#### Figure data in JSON
_ _ _ _

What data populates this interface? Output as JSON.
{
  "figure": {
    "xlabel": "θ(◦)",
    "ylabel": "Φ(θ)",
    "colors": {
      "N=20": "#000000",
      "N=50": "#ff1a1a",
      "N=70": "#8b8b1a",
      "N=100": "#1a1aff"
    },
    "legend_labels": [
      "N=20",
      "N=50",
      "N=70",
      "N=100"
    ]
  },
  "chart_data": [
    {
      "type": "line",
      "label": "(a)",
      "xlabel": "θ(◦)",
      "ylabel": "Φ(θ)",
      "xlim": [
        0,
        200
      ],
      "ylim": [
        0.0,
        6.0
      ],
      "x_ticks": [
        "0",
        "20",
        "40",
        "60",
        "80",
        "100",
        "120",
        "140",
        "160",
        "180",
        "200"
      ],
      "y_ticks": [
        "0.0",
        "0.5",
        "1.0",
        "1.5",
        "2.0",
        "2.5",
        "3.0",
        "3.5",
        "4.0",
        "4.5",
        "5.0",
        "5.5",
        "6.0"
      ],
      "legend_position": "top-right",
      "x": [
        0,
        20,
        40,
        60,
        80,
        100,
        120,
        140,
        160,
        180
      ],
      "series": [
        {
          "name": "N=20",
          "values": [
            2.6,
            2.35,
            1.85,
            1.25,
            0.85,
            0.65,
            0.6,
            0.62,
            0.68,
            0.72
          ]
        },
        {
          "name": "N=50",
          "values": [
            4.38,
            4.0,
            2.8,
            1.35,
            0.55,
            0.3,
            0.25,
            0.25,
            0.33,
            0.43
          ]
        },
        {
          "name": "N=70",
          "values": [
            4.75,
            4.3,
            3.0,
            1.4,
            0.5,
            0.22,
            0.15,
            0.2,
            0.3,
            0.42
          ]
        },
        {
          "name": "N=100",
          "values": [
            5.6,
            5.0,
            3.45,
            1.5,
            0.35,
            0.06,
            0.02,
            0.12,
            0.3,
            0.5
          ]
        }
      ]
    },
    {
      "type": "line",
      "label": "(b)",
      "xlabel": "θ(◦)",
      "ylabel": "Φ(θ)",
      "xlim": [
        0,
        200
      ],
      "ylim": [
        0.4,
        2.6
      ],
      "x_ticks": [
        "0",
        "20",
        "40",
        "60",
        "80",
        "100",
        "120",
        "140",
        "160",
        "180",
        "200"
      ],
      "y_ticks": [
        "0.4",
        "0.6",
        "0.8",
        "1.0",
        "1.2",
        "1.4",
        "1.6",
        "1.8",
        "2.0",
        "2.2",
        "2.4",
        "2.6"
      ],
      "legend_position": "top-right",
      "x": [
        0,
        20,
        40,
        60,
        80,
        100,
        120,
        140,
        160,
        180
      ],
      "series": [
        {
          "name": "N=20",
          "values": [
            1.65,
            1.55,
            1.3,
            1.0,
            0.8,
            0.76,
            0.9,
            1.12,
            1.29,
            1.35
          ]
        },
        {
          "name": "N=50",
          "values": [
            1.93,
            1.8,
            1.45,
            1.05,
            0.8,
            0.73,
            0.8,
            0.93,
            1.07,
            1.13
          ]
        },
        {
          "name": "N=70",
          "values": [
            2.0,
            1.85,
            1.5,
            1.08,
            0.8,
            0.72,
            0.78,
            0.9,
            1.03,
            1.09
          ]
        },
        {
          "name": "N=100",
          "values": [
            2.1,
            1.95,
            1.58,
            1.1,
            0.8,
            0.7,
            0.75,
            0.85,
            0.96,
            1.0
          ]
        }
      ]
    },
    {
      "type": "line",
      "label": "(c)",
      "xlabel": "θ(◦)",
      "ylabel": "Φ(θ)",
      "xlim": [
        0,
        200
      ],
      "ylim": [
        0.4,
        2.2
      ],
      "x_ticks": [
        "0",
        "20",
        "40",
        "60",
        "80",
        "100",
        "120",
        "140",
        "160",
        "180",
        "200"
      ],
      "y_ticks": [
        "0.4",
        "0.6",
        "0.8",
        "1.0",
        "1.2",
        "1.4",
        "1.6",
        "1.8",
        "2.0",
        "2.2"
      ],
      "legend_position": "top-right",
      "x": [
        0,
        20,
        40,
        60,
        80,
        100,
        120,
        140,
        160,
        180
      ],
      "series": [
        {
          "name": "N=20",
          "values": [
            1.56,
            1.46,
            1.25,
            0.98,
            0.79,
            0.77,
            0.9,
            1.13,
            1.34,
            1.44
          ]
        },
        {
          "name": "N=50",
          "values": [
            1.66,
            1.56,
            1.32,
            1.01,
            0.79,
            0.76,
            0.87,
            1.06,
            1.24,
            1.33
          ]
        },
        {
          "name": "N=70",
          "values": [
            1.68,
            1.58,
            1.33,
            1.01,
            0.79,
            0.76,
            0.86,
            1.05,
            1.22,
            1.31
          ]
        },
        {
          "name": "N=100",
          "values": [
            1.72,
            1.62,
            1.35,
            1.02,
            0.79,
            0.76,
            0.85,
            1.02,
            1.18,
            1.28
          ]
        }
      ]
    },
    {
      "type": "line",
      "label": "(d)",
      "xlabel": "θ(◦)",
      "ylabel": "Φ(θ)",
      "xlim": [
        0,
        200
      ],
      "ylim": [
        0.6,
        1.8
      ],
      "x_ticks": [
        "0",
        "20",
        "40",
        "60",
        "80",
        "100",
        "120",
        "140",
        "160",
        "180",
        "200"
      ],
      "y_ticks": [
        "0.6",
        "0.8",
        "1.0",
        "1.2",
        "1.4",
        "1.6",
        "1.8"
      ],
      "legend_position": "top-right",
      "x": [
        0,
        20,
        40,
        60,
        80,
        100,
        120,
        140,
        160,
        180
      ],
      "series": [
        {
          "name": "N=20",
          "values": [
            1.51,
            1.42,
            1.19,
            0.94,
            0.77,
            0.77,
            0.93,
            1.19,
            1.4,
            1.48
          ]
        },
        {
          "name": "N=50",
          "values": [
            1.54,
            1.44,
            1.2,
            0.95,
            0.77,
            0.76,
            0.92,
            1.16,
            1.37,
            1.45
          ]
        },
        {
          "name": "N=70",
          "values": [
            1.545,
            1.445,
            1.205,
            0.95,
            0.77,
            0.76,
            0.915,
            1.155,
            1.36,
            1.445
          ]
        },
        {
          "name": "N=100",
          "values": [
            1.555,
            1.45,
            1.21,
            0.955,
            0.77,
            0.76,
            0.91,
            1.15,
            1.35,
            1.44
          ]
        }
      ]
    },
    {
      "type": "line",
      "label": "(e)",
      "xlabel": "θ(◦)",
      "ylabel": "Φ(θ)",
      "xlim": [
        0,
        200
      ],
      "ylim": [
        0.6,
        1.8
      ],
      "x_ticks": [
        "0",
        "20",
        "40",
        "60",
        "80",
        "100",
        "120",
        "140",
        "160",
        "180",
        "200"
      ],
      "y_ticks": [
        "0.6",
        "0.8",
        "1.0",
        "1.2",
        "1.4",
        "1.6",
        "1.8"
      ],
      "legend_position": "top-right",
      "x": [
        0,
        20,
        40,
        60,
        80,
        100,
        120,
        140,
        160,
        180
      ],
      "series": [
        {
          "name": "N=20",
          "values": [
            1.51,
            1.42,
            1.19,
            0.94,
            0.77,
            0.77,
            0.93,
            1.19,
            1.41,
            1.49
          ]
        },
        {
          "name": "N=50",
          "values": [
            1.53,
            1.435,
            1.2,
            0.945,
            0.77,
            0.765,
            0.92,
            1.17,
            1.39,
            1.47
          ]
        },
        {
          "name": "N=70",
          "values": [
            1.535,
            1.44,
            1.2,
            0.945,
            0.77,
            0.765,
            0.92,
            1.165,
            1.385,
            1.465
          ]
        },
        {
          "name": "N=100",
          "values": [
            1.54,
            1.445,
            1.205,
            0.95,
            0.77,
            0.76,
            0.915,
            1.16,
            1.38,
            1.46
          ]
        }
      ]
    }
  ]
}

_ _ _ _

#### To be done
Print the records once more, exactly as they were given.

#### Task output
What data populates this interface? Output as JSON.
{
  "figure": {
    "xlabel": "θ(◦)",
    "ylabel": "Φ(θ)",
    "colors": {
      "N=20": "#000000",
      "N=50": "#ff1a1a",
      "N=70": "#8b8b1a",
      "N=100": "#1a1aff"
    },
    "legend_labels": [
      "N=20",
      "N=50",
      "N=70",
      "N=100"
    ]
  },
  "chart_data": [
    {
      "type": "line",
      "label": "(a)",
      "xlabel": "θ(◦)",
      "ylabel": "Φ(θ)",
      "xlim": [
        0,
        200
      ],
      "ylim": [
        0.0,
        6.0
      ],
      "x_ticks": [
        "0",
        "20",
        "40",
        "60",
        "80",
        "100",
        "120",
        "140",
        "160",
        "180",
        "200"
      ],
      "y_ticks": [
        "0.0",
        "0.5",
        "1.0",
        "1.5",
        "2.0",
        "2.5",
        "3.0",
        "3.5",
        "4.0",
        "4.5",
        "5.0",
        "5.5",
        "6.0"
      ],
      "legend_position": "top-right",
      "x": [
        0,
        20,
        40,
        60,
        80,
        100,
        120,
        140,
        160,
        180
      ],
      "series": [
        {
          "name": "N=20",
          "values": [
            2.6,
            2.35,
            1.85,
            1.25,
            0.85,
            0.65,
            0.6,
            0.62,
            0.68,
            0.72
          ]
        },
        {
          "name": "N=50",
          "values": [
            4.38,
            4.0,
            2.8,
            1.35,
            0.55,
            0.3,
            0.25,
            0.25,
            0.33,
            0.43
          ]
        },
        {
          "name": "N=70",
          "values": [
            4.75,
            4.3,
            3.0,
            1.4,
            0.5,
            0.22,
            0.15,
            0.2,
            0.3,
            0.42
          ]
        },
        {
          "name": "N=100",
          "values": [
            5.6,
            5.0,
            3.45,
            1.5,
            0.35,
            0.06,
            0.02,
            0.12,
            0.3,
            0.5
          ]
        }
      ]
    },
    {
      "type": "line",
      "label": "(b)",
      "xlabel": "θ(◦)",
      "ylabel": "Φ(θ)",
      "xlim": [
        0,
        200
      ],
      "ylim": [
        0.4,
        2.6
      ],
      "x_ticks": [
        "0",
        "20",
        "40",
        "60",
        "80",
        "100",
        "120",
        "140",
        "160",
        "180",
        "200"
      ],
      "y_ticks": [
        "0.4",
        "0.6",
        "0.8",
        "1.0",
        "1.2",
        "1.4",
        "1.6",
        "1.8",
        "2.0",
        "2.2",
        "2.4",
        "2.6"
      ],
      "legend_position": "top-right",
      "x": [
        0,
        20,
        40,
        60,
        80,
        100,
        120,
        140,
        160,
        180
      ],
      "series": [
        {
          "name": "N=20",
          "values": [
            1.65,
            1.55,
            1.3,
            1.0,
            0.8,
            0.76,
            0.9,
            1.12,
            1.29,
            1.35
          ]
        },
        {
          "name": "N=50",
          "values": [
            1.93,
            1.8,
            1.45,
            1.05,
            0.8,
            0.73,
            0.8,
            0.93,
            1.07,
            1.13
          ]
        },
        {
          "name": "N=70",
          "values": [
            2.0,
            1.85,
            1.5,
            1.08,
            0.8,
            0.72,
            0.78,
            0.9,
            1.03,
            1.09
          ]
        },
        {
          "name": "N=100",
          "values": [
            2.1,
            1.95,
            1.58,
            1.1,
            0.8,
            0.7,
            0.75,
            0.85,
            0.96,
            1.0
          ]
        }
      ]
    },
    {
      "type": "line",
      "label": "(c)",
      "xlabel": "θ(◦)",
      "ylabel": "Φ(θ)",
      "xlim": [
        0,
        200
      ],
      "ylim": [
        0.4,
        2.2
      ],
      "x_ticks": [
        "0",
        "20",
        "40",
        "60",
        "80",
        "100",
        "120",
        "140",
        "160",
        "180",
        "200"
      ],
      "y_ticks": [
        "0.4",
        "0.6",
        "0.8",
        "1.0",
        "1.2",
        "1.4",
        "1.6",
        "1.8",
        "2.0",
        "2.2"
      ],
      "legend_position": "top-right",
      "x": [
        0,
        20,
        40,
        60,
        80,
        100,
        120,
        140,
        160,
        180
      ],
      "series": [
        {
          "name": "N=20",
          "values": [
            1.56,
            1.46,
            1.25,
            0.98,
            0.79,
            0.77,
            0.9,
            1.13,
            1.34,
            1.44
          ]
        },
        {
          "name": "N=50",
          "values": [
            1.66,
            1.56,
            1.32,
            1.01,
            0.79,
            0.76,
            0.87,
            1.06,
            1.24,
            1.33
          ]
        },
        {
          "name": "N=70",
          "values": [
            1.68,
            1.58,
            1.33,
            1.01,
            0.79,
            0.76,
            0.86,
            1.05,
            1.22,
            1.31
          ]
        },
        {
          "name": "N=100",
          "values": [
            1.72,
            1.62,
            1.35,
            1.02,
            0.79,
            0.76,
            0.85,
            1.02,
            1.18,
            1.28
          ]
        }
      ]
    },
    {
      "type": "line",
      "label": "(d)",
      "xlabel": "θ(◦)",
      "ylabel": "Φ(θ)",
      "xlim": [
        0,
        200
      ],
      "ylim": [
        0.6,
        1.8
      ],
      "x_ticks": [
        "0",
        "20",
        "40",
        "60",
        "80",
        "100",
        "120",
        "140",
        "160",
        "180",
        "200"
      ],
      "y_ticks": [
        "0.6",
        "0.8",
        "1.0",
        "1.2",
        "1.4",
        "1.6",
        "1.8"
      ],
      "legend_position": "top-right",
      "x": [
        0,
        20,
        40,
        60,
        80,
        100,
        120,
        140,
        160,
        180
      ],
      "series": [
        {
          "name": "N=20",
          "values": [
            1.51,
            1.42,
            1.19,
            0.94,
            0.77,
            0.77,
            0.93,
            1.19,
            1.4,
            1.48
          ]
        },
        {
          "name": "N=50",
          "values": [
            1.54,
            1.44,
            1.2,
            0.95,
            0.77,
            0.76,
            0.92,
            1.16,
            1.37,
            1.45
          ]
        },
        {
          "name": "N=70",
          "values": [
            1.545,
            1.445,
            1.205,
            0.95,
            0.77,
            0.76,
            0.915,
            1.155,
            1.36,
            1.445
          ]
        },
        {
          "name": "N=100",
          "values": [
            1.555,
            1.45,
            1.21,
            0.955,
            0.77,
            0.76,
            0.91,
            1.15,
            1.35,
            1.44
          ]
        }
      ]
    },
    {
      "type": "line",
      "label": "(e)",
      "xlabel": "θ(◦)",
      "ylabel": "Φ(θ)",
      "xlim": [
        0,
        200
      ],
      "ylim": [
        0.6,
        1.8
      ],
      "x_ticks": [
        "0",
        "20",
        "40",
        "60",
        "80",
        "100",
        "120",
        "140",
        "160",
        "180",
        "200"
      ],
      "y_ticks": [
        "0.6",
        "0.8",
        "1.0",
        "1.2",
        "1.4",
        "1.6",
        "1.8"
      ],
      "legend_position": "top-right",
      "x": [
        0,
        20,
        40,
        60,
        80,
        100,
        120,
        140,
        160,
        180
      ],
      "series": [
        {
          "name": "N=20",
          "values": [
            1.51,
            1.42,
            1.19,
            0.94,
            0.77,
            0.77,
            0.93,
            1.19,
            1.41,
            1.49
          ]
        },
        {
          "name": "N=50",
          "values": [
            1.53,
            1.435,
            1.2,
            0.945,
            0.77,
            0.765,
            0.92,
            1.17,
            1.39,
            1.47
          ]
        },
        {
          "name": "N=70",
          "values": [
            1.535,
            1.44,
            1.2,
            0.945,
            0.77,
            0.765,
            0.92,
            1.165,
            1.385,
            1.465
          ]
        },
        {
          "name": "N=100",
          "values": [
            1.54,
            1.445,
            1.205,
            0.95,
            0.77,
            0.76,
            0.915,
            1.16,
            1.38,
            1.46
          ]
        }
      ]
    }
  ]
}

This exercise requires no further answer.